■ **What you will do**: Transcribe every entry below word for word, but skip the pictures.

◇ ◇ ◇

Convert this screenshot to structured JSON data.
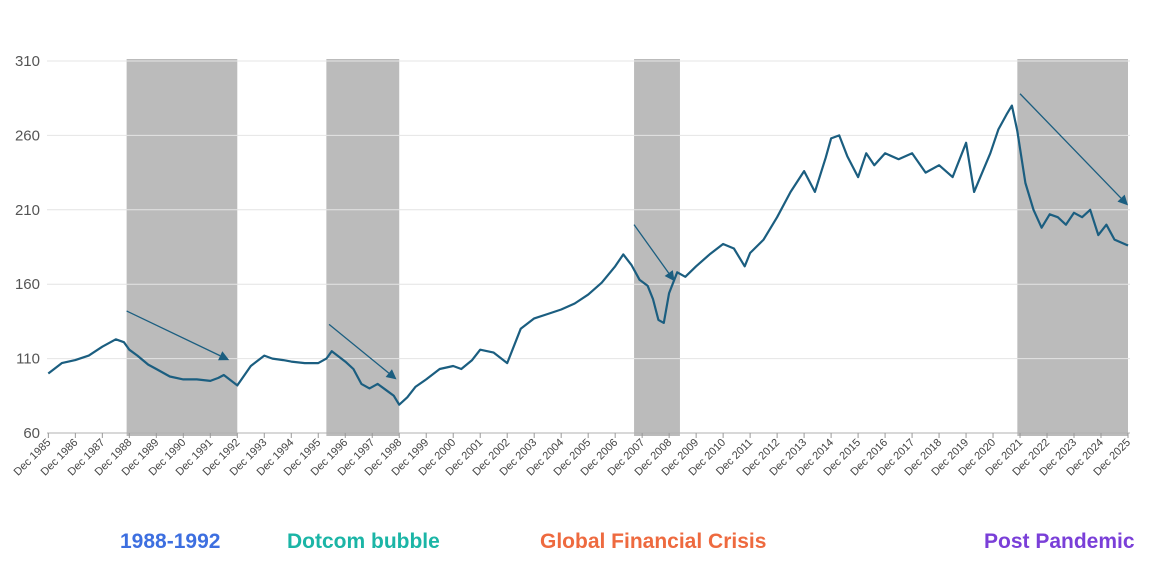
{
  "chart_data": {
    "type": "line",
    "title": "",
    "xlabel": "",
    "ylabel": "",
    "ylim": [
      60,
      310
    ],
    "yticks": [
      60,
      110,
      160,
      210,
      260,
      310
    ],
    "xticks": [
      "Dec 1985",
      "Dec 1986",
      "Dec 1987",
      "Dec 1988",
      "Dec 1989",
      "Dec 1990",
      "Dec 1991",
      "Dec 1992",
      "Dec 1993",
      "Dec 1994",
      "Dec 1995",
      "Dec 1996",
      "Dec 1997",
      "Dec 1998",
      "Dec 1999",
      "Dec 2000",
      "Dec 2001",
      "Dec 2002",
      "Dec 2003",
      "Dec 2004",
      "Dec 2005",
      "Dec 2006",
      "Dec 2007",
      "Dec 2008",
      "Dec 2009",
      "Dec 2010",
      "Dec 2011",
      "Dec 2012",
      "Dec 2013",
      "Dec 2014",
      "Dec 2015",
      "Dec 2016",
      "Dec 2017",
      "Dec 2018",
      "Dec 2019",
      "Dec 2020",
      "Dec 2021",
      "Dec 2022",
      "Dec 2023",
      "Dec 2024",
      "Dec 2025"
    ],
    "grid": true,
    "line_color": "#1b5e80",
    "shade_color": "#bbbbbb",
    "series": [
      {
        "x": [
          1986.0,
          1986.5,
          1987.0,
          1987.5,
          1988.0,
          1988.5,
          1988.8,
          1989.0,
          1989.3,
          1989.7,
          1990.0,
          1990.5,
          1991.0,
          1991.5,
          1992.0,
          1992.3,
          1992.5,
          1993.0,
          1993.5,
          1994.0,
          1994.3,
          1994.7,
          1995.0,
          1995.5,
          1996.0,
          1996.3,
          1996.5,
          1997.0,
          1997.3,
          1997.6,
          1997.9,
          1998.2,
          1998.5,
          1998.8,
          1999.0,
          1999.3,
          1999.6,
          2000.0,
          2000.5,
          2001.0,
          2001.3,
          2001.7,
          2002.0,
          2002.5,
          2003.0,
          2003.5,
          2004.0,
          2004.5,
          2005.0,
          2005.5,
          2006.0,
          2006.5,
          2007.0,
          2007.3,
          2007.6,
          2007.9,
          2008.2,
          2008.4,
          2008.6,
          2008.8,
          2009.0,
          2009.3,
          2009.6,
          2010.0,
          2010.5,
          2011.0,
          2011.4,
          2011.8,
          2012.0,
          2012.5,
          2013.0,
          2013.5,
          2014.0,
          2014.4,
          2014.8,
          2015.0,
          2015.3,
          2015.6,
          2016.0,
          2016.3,
          2016.6,
          2017.0,
          2017.5,
          2018.0,
          2018.5,
          2019.0,
          2019.5,
          2020.0,
          2020.3,
          2020.6,
          2020.9,
          2021.2,
          2021.5,
          2021.7,
          2021.9,
          2022.2,
          2022.5,
          2022.8,
          2023.1,
          2023.4,
          2023.7,
          2024.0,
          2024.3,
          2024.6,
          2024.9,
          2025.2,
          2025.5,
          2026.0
        ],
        "y": [
          100,
          107,
          109,
          112,
          118,
          123,
          121,
          116,
          112,
          106,
          103,
          98,
          96,
          96,
          95,
          97,
          99,
          92,
          105,
          112,
          110,
          109,
          108,
          107,
          107,
          110,
          115,
          108,
          103,
          93,
          90,
          93,
          89,
          85,
          79,
          84,
          91,
          96,
          103,
          105,
          103,
          109,
          116,
          114,
          107,
          130,
          137,
          140,
          143,
          147,
          153,
          161,
          172,
          180,
          173,
          163,
          159,
          150,
          136,
          134,
          154,
          168,
          165,
          172,
          180,
          187,
          184,
          172,
          181,
          190,
          205,
          222,
          236,
          222,
          245,
          258,
          260,
          246,
          232,
          248,
          240,
          248,
          244,
          248,
          235,
          240,
          232,
          255,
          222,
          235,
          248,
          264,
          274,
          280,
          263,
          228,
          210,
          198,
          207,
          205,
          200,
          208,
          205,
          210,
          193,
          200,
          190,
          186
        ]
      }
    ],
    "shaded_periods": [
      {
        "label": "1988-1992",
        "x_start": 1988.9,
        "x_end": 1993.0,
        "color": "#3d6fe0"
      },
      {
        "label": "Dotcom bubble",
        "x_start": 1996.3,
        "x_end": 1999.0,
        "color": "#1bb5a6"
      },
      {
        "label": "Global Financial Crisis",
        "x_start": 2007.7,
        "x_end": 2009.4,
        "color": "#ee6a3f"
      },
      {
        "label": "Post Pandemic",
        "x_start": 2021.9,
        "x_end": 2026.0,
        "color": "#7a3fd8"
      }
    ],
    "trend_arrows": [
      {
        "from": [
          1988.9,
          142
        ],
        "to": [
          1992.7,
          109
        ]
      },
      {
        "from": [
          1996.4,
          133
        ],
        "to": [
          1998.9,
          96
        ]
      },
      {
        "from": [
          2007.7,
          200
        ],
        "to": [
          2009.2,
          162
        ]
      },
      {
        "from": [
          2022.0,
          288
        ],
        "to": [
          2026.0,
          213
        ]
      }
    ]
  }
}
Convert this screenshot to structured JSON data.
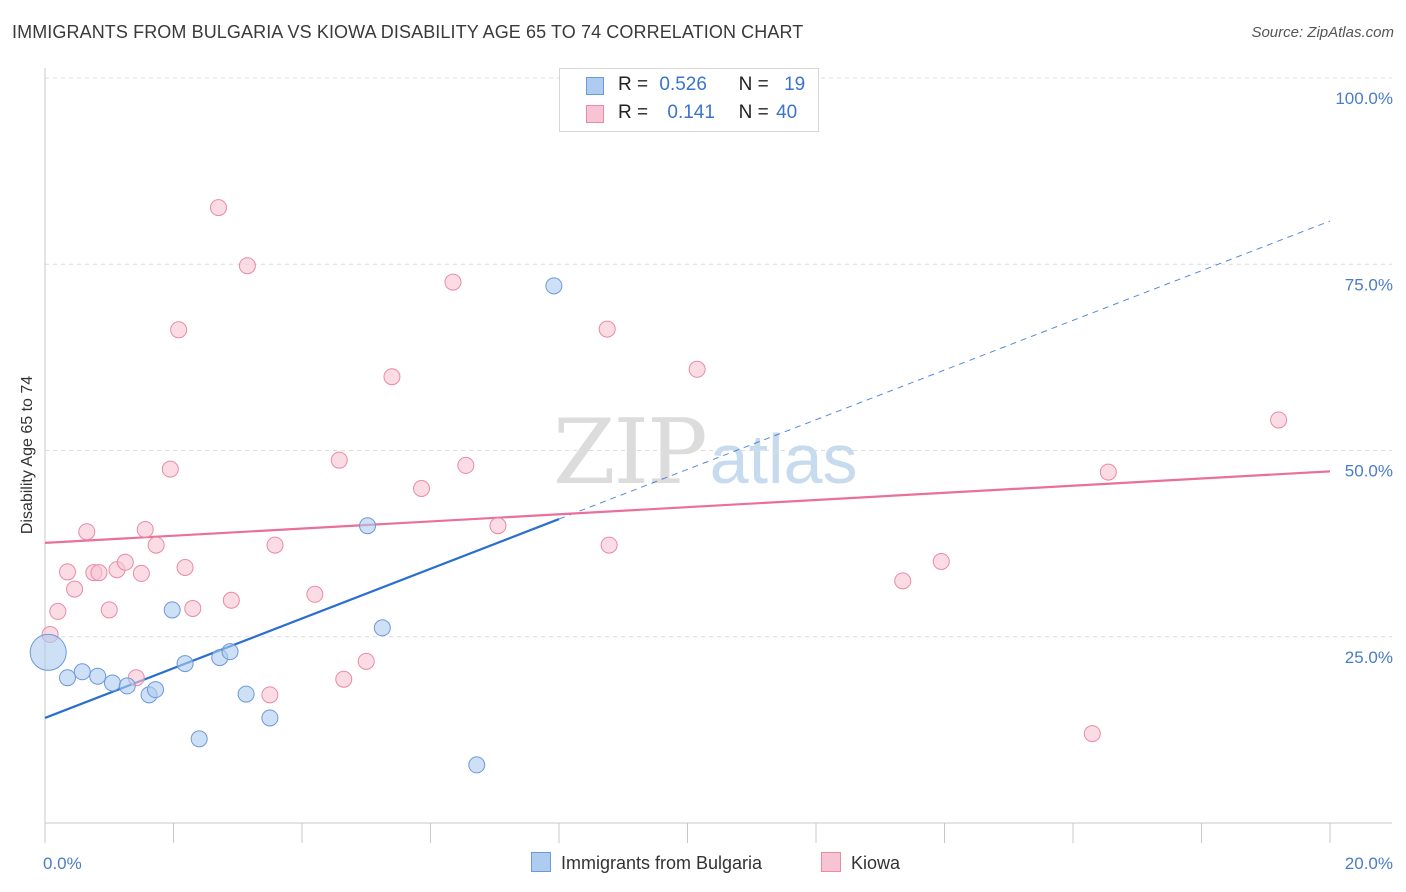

◇ ◇ ◇

■ **Answer for the task**:
Convert this screenshot to structured JSON data.
{
  "chart_data": {
    "type": "line",
    "title": "",
    "xlabel": "",
    "ylabel": "",
    "ylim": [
      60,
      310
    ],
    "yticks": [
      60,
      110,
      160,
      210,
      260,
      310
    ],
    "xticks": [
      "Dec 1985",
      "Dec 1986",
      "Dec 1987",
      "Dec 1988",
      "Dec 1989",
      "Dec 1990",
      "Dec 1991",
      "Dec 1992",
      "Dec 1993",
      "Dec 1994",
      "Dec 1995",
      "Dec 1996",
      "Dec 1997",
      "Dec 1998",
      "Dec 1999",
      "Dec 2000",
      "Dec 2001",
      "Dec 2002",
      "Dec 2003",
      "Dec 2004",
      "Dec 2005",
      "Dec 2006",
      "Dec 2007",
      "Dec 2008",
      "Dec 2009",
      "Dec 2010",
      "Dec 2011",
      "Dec 2012",
      "Dec 2013",
      "Dec 2014",
      "Dec 2015",
      "Dec 2016",
      "Dec 2017",
      "Dec 2018",
      "Dec 2019",
      "Dec 2020",
      "Dec 2021",
      "Dec 2022",
      "Dec 2023",
      "Dec 2024",
      "Dec 2025"
    ],
    "grid": true,
    "line_color": "#1b5e80",
    "shade_color": "#bbbbbb",
    "series": [
      {
        "x": [
          1986.0,
          1986.5,
          1987.0,
          1987.5,
          1988.0,
          1988.5,
          1988.8,
          1989.0,
          1989.3,
          1989.7,
          1990.0,
          1990.5,
          1991.0,
          1991.5,
          1992.0,
          1992.3,
          1992.5,
          1993.0,
          1993.5,
          1994.0,
          1994.3,
          1994.7,
          1995.0,
          1995.5,
          1996.0,
          1996.3,
          1996.5,
          1997.0,
          1997.3,
          1997.6,
          1997.9,
          1998.2,
          1998.5,
          1998.8,
          1999.0,
          1999.3,
          1999.6,
          2000.0,
          2000.5,
          2001.0,
          2001.3,
          2001.7,
          2002.0,
          2002.5,
          2003.0,
          2003.5,
          2004.0,
          2004.5,
          2005.0,
          2005.5,
          2006.0,
          2006.5,
          2007.0,
          2007.3,
          2007.6,
          2007.9,
          2008.2,
          2008.4,
          2008.6,
          2008.8,
          2009.0,
          2009.3,
          2009.6,
          2010.0,
          2010.5,
          2011.0,
          2011.4,
          2011.8,
          2012.0,
          2012.5,
          2013.0,
          2013.5,
          2014.0,
          2014.4,
          2014.8,
          2015.0,
          2015.3,
          2015.6,
          2016.0,
          2016.3,
          2016.6,
          2017.0,
          2017.5,
          2018.0,
          2018.5,
          2019.0,
          2019.5,
          2020.0,
          2020.3,
          2020.6,
          2020.9,
          2021.2,
          2021.5,
          2021.7,
          2021.9,
          2022.2,
          2022.5,
          2022.8,
          2023.1,
          2023.4,
          2023.7,
          2024.0,
          2024.3,
          2024.6,
          2024.9,
          2025.2,
          2025.5,
          2026.0
        ],
        "y": [
          100,
          107,
          109,
          112,
          118,
          123,
          121,
          116,
          112,
          106,
          103,
          98,
          96,
          96,
          95,
          97,
          99,
          92,
          105,
          112,
          110,
          109,
          108,
          107,
          107,
          110,
          115,
          108,
          103,
          93,
          90,
          93,
          89,
          85,
          79,
          84,
          91,
          96,
          103,
          105,
          103,
          109,
          116,
          114,
          107,
          130,
          137,
          140,
          143,
          147,
          153,
          161,
          172,
          180,
          173,
          163,
          159,
          150,
          136,
          134,
          154,
          168,
          165,
          172,
          180,
          187,
          184,
          172,
          181,
          190,
          205,
          222,
          236,
          222,
          245,
          258,
          260,
          246,
          232,
          248,
          240,
          248,
          244,
          248,
          235,
          240,
          232,
          255,
          222,
          235,
          248,
          264,
          274,
          280,
          263,
          228,
          210,
          198,
          207,
          205,
          200,
          208,
          205,
          210,
          193,
          200,
          190,
          186
        ]
      }
    ],
    "shaded_periods": [
      {
        "label": "1988-1992",
        "x_start": 1988.9,
        "x_end": 1993.0,
        "color": "#3d6fe0"
      },
      {
        "label": "Dotcom bubble",
        "x_start": 1996.3,
        "x_end": 1999.0,
        "color": "#1bb5a6"
      },
      {
        "label": "Global Financial Crisis",
        "x_start": 2007.7,
        "x_end": 2009.4,
        "color": "#ee6a3f"
      },
      {
        "label": "Post Pandemic",
        "x_start": 2021.9,
        "x_end": 2026.0,
        "color": "#7a3fd8"
      }
    ],
    "trend_arrows": [
      {
        "from": [
          1988.9,
          142
        ],
        "to": [
          1992.7,
          109
        ]
      },
      {
        "from": [
          1996.4,
          133
        ],
        "to": [
          1998.9,
          96
        ]
      },
      {
        "from": [
          2007.7,
          200
        ],
        "to": [
          2009.2,
          162
        ]
      },
      {
        "from": [
          2022.0,
          288
        ],
        "to": [
          2026.0,
          213
        ]
      }
    ]
  }
}
Convert this screenshot to structured JSON data.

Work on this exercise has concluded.